• The request
Present every line in which the string "menu" appears.

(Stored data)
※ ※ ※
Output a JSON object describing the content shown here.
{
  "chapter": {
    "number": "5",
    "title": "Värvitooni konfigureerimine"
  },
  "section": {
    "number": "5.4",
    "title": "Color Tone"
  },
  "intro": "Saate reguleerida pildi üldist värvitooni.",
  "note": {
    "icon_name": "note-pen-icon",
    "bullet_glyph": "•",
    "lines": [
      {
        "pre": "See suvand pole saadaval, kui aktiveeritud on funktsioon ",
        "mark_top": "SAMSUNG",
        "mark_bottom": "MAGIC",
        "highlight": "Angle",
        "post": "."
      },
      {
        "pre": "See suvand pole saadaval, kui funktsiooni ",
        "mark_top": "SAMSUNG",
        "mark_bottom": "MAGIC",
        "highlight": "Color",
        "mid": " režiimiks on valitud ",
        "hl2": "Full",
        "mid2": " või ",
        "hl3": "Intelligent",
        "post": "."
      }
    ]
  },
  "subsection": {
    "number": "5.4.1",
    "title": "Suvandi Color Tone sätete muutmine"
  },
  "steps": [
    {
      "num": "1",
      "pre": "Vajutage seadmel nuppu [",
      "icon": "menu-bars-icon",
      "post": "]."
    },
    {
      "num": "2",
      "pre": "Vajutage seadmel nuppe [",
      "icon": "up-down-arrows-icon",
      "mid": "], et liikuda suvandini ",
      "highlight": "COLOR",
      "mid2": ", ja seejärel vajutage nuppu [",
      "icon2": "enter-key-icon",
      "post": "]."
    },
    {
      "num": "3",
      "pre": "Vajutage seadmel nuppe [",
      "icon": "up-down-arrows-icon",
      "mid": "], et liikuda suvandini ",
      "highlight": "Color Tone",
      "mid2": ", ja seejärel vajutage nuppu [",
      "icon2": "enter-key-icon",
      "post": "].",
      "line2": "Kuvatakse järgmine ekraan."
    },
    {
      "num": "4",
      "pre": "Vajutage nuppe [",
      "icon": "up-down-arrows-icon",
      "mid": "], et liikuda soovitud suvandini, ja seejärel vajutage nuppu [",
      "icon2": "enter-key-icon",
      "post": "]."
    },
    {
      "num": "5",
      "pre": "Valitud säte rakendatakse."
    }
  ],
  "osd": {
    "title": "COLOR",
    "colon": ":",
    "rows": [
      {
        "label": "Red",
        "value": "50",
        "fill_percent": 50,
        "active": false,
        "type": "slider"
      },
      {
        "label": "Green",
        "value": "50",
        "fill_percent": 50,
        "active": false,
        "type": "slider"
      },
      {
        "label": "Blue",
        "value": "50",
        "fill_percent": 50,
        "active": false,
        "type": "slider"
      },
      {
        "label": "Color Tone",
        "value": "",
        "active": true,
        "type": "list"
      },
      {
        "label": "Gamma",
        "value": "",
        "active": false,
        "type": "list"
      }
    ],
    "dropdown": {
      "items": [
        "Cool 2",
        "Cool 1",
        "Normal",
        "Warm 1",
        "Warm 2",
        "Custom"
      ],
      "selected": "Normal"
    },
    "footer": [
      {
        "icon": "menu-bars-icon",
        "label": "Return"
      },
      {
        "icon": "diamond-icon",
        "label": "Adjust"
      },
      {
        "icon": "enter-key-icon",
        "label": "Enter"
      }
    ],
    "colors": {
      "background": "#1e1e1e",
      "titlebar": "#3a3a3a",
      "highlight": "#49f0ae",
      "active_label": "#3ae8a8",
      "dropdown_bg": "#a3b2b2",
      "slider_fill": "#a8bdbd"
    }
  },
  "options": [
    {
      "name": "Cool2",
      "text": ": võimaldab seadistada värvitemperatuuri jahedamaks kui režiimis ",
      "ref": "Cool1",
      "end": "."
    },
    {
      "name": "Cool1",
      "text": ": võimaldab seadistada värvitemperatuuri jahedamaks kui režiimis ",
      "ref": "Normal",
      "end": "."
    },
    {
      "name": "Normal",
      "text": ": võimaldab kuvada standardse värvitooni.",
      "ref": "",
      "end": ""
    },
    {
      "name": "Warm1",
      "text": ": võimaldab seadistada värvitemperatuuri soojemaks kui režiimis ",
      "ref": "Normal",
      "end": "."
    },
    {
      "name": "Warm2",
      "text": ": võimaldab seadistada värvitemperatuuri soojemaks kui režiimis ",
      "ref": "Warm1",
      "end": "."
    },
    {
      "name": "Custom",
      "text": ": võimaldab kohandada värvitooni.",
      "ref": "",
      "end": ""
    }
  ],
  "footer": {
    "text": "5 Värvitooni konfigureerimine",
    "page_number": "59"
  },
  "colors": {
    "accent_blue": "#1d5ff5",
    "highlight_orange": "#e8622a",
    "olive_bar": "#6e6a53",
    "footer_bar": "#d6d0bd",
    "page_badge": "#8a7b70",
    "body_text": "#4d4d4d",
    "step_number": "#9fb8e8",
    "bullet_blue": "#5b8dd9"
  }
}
※ ※ ※
• Exercise output
      "icon": "menu-bars-icon",
        "icon": "menu-bars-icon",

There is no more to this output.